WRITTEN INSTRUCTION:
Count how many lines of the material below have the word "Šťastná" and give only the number.

PROVIDED MATERIAL:
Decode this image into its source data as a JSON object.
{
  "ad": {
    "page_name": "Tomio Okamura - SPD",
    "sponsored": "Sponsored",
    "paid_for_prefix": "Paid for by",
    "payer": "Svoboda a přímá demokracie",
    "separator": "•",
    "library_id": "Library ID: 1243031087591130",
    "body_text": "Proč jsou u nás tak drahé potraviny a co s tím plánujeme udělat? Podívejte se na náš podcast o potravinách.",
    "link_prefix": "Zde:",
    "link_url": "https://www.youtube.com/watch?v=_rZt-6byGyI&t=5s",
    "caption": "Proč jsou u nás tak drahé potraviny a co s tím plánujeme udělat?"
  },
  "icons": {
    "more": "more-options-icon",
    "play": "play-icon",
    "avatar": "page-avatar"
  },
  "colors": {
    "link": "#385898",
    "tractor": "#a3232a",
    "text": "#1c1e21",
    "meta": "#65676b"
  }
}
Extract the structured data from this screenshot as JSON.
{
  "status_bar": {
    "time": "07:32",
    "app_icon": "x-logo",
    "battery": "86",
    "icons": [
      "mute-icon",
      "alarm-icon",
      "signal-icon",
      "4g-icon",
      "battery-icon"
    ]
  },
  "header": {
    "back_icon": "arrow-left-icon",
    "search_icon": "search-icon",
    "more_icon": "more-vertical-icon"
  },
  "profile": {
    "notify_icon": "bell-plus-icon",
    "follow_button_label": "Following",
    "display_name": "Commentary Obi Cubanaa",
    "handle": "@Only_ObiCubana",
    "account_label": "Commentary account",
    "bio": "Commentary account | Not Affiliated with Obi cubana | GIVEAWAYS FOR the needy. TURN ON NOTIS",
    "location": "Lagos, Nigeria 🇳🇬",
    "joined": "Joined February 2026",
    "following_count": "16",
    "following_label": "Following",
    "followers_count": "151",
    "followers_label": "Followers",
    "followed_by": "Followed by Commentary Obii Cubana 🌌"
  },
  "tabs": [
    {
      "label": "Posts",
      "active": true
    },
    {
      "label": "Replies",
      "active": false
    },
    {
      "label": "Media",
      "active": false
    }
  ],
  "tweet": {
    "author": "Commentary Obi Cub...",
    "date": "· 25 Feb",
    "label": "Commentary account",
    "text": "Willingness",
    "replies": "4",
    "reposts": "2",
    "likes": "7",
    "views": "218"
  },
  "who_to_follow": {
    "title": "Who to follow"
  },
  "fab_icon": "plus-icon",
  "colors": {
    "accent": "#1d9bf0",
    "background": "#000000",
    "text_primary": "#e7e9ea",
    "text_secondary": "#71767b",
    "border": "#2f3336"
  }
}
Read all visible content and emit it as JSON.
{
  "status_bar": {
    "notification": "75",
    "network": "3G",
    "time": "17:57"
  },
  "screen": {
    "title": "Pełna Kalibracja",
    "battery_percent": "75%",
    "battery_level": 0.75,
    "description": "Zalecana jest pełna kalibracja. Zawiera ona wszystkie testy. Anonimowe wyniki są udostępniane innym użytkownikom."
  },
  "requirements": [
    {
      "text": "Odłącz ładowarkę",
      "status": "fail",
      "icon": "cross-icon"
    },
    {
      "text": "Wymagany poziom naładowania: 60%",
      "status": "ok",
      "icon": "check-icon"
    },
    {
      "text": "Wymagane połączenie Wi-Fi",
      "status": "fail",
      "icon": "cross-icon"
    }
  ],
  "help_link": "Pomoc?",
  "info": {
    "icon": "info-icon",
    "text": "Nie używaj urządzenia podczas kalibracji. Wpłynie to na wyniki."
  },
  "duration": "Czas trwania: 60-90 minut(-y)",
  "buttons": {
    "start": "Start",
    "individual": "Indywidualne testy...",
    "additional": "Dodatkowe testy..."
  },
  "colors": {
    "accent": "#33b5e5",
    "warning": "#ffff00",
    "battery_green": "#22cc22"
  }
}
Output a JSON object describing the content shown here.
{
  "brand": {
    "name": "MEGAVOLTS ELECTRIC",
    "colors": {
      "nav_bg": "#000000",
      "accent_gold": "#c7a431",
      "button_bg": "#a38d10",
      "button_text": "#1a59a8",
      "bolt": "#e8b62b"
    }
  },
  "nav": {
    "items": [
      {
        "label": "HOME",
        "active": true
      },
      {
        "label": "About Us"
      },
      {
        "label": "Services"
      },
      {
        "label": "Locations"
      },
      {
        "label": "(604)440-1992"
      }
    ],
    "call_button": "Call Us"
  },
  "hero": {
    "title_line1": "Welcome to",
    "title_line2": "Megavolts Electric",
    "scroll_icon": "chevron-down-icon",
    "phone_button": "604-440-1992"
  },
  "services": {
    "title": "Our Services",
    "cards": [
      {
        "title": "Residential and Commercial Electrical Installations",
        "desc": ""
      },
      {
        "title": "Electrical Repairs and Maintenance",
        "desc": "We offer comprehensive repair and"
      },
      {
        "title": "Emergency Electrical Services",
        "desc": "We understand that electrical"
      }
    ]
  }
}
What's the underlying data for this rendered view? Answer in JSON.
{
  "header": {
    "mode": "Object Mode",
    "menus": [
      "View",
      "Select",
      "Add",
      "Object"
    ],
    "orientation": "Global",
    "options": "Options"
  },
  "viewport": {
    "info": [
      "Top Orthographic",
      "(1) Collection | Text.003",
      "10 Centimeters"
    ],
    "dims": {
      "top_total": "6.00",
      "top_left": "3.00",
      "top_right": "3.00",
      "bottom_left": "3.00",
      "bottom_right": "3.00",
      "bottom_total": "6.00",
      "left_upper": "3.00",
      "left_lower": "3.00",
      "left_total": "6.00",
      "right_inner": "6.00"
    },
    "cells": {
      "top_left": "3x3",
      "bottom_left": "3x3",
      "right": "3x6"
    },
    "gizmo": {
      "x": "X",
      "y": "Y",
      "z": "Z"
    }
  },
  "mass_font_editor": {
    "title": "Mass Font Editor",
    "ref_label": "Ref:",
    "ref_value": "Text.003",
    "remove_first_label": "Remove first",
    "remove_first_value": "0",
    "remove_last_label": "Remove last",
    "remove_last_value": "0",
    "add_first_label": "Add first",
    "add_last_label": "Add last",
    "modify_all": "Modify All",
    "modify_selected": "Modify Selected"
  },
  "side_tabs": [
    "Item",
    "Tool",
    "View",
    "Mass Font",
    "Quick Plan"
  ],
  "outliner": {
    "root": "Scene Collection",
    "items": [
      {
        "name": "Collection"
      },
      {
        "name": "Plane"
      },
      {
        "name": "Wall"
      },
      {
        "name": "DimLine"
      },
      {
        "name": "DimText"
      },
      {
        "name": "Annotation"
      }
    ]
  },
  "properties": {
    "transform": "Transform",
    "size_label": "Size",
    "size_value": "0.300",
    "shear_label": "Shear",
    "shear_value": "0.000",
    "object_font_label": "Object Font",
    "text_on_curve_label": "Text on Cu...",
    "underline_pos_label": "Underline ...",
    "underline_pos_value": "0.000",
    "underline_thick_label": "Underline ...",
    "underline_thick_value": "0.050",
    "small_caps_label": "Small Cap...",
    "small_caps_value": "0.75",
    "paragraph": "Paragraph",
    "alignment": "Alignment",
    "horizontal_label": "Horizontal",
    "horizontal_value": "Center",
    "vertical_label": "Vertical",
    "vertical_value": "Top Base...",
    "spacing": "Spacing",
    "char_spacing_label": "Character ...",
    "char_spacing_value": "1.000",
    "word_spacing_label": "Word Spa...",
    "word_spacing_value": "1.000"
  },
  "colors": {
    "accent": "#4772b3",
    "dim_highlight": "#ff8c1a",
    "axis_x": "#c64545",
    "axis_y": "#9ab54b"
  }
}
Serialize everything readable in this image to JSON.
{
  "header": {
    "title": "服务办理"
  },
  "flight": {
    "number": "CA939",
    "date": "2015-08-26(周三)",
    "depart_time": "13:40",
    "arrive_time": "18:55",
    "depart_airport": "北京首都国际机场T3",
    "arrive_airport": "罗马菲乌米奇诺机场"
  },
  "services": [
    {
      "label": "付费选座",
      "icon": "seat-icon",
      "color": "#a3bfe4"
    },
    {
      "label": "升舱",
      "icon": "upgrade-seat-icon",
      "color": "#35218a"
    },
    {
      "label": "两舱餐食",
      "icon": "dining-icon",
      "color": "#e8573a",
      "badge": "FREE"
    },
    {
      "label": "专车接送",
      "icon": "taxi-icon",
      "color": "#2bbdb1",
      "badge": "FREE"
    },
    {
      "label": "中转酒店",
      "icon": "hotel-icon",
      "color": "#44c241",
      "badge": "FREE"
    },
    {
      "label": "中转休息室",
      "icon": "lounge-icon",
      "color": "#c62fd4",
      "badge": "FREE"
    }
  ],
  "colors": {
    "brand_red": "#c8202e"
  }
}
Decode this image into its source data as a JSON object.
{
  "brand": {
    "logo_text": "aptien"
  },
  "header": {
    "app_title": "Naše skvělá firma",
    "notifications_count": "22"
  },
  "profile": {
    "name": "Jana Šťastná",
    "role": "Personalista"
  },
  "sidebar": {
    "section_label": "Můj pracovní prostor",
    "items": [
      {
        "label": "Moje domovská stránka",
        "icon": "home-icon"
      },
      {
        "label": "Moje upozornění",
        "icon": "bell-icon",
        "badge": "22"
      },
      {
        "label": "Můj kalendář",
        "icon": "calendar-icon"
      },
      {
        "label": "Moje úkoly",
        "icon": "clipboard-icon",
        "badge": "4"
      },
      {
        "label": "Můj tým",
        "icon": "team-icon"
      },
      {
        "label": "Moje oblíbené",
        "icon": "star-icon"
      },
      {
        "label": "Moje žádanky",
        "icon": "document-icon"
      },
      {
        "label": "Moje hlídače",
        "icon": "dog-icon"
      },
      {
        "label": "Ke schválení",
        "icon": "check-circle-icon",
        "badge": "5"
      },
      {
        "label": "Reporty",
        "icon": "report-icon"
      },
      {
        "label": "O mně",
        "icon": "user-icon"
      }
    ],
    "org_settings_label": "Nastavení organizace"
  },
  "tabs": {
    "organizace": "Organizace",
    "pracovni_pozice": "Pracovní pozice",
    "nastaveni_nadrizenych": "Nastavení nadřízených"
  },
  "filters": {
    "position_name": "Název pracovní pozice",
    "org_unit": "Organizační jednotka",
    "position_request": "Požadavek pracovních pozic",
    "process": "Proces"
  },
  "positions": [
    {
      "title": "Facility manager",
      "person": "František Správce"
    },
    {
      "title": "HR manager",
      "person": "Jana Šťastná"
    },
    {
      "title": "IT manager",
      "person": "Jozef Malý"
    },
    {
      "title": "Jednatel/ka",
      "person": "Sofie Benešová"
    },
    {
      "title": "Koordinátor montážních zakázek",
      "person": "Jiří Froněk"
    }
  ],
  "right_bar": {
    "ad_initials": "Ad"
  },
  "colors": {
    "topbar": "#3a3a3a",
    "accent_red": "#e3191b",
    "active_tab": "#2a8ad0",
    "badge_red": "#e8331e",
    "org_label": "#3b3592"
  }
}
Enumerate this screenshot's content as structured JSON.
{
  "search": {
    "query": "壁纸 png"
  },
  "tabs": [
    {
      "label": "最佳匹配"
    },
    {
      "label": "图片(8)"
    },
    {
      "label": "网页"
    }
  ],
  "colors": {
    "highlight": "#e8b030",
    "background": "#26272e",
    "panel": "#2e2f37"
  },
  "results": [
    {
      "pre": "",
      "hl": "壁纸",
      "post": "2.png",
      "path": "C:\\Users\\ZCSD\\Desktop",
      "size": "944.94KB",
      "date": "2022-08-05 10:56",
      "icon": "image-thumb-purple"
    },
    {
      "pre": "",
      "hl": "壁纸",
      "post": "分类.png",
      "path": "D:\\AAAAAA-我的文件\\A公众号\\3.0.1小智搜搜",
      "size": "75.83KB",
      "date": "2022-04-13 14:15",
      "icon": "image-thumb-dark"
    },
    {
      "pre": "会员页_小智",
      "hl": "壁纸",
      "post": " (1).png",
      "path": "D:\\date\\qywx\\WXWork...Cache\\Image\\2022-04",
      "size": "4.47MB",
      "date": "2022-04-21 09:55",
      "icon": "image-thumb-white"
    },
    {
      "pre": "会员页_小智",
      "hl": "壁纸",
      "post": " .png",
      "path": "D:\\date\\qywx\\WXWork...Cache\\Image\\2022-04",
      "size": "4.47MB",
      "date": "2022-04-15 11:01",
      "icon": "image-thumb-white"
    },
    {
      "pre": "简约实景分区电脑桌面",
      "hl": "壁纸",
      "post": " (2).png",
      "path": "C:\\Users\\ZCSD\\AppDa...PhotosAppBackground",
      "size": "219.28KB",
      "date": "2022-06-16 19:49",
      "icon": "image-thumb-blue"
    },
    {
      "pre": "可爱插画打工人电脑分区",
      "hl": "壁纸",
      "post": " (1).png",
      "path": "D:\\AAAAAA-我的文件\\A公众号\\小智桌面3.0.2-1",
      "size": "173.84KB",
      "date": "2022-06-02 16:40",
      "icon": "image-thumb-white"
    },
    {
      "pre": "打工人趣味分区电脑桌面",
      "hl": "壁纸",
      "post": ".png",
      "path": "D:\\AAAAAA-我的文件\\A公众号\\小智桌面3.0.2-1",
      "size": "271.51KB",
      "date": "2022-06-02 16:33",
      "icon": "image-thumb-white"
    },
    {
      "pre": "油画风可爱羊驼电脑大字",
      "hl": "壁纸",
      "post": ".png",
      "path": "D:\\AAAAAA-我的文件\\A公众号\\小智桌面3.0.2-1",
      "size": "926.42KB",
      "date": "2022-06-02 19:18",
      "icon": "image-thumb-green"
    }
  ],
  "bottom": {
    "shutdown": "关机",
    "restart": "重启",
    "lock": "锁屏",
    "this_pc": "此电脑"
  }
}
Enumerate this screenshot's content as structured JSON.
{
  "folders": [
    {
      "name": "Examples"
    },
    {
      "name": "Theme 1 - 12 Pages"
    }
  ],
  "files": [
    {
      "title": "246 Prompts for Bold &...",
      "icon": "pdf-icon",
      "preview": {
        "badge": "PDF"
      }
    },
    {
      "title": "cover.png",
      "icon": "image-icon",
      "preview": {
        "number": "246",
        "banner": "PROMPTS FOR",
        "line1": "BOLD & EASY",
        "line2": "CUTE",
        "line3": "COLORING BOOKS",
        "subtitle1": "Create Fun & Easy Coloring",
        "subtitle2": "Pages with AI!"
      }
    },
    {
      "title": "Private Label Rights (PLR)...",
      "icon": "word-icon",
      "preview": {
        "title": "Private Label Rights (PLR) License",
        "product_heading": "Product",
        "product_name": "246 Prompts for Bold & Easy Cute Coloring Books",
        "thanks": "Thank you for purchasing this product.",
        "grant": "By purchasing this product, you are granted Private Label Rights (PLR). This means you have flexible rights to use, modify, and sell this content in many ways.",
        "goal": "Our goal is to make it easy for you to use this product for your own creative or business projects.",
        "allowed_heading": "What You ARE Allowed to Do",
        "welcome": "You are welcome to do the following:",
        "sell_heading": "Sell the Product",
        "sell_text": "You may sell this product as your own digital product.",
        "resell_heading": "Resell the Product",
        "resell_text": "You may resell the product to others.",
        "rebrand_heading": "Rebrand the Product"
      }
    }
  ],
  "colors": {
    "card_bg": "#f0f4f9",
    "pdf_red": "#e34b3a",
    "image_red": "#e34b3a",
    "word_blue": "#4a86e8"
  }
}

REPLY:
2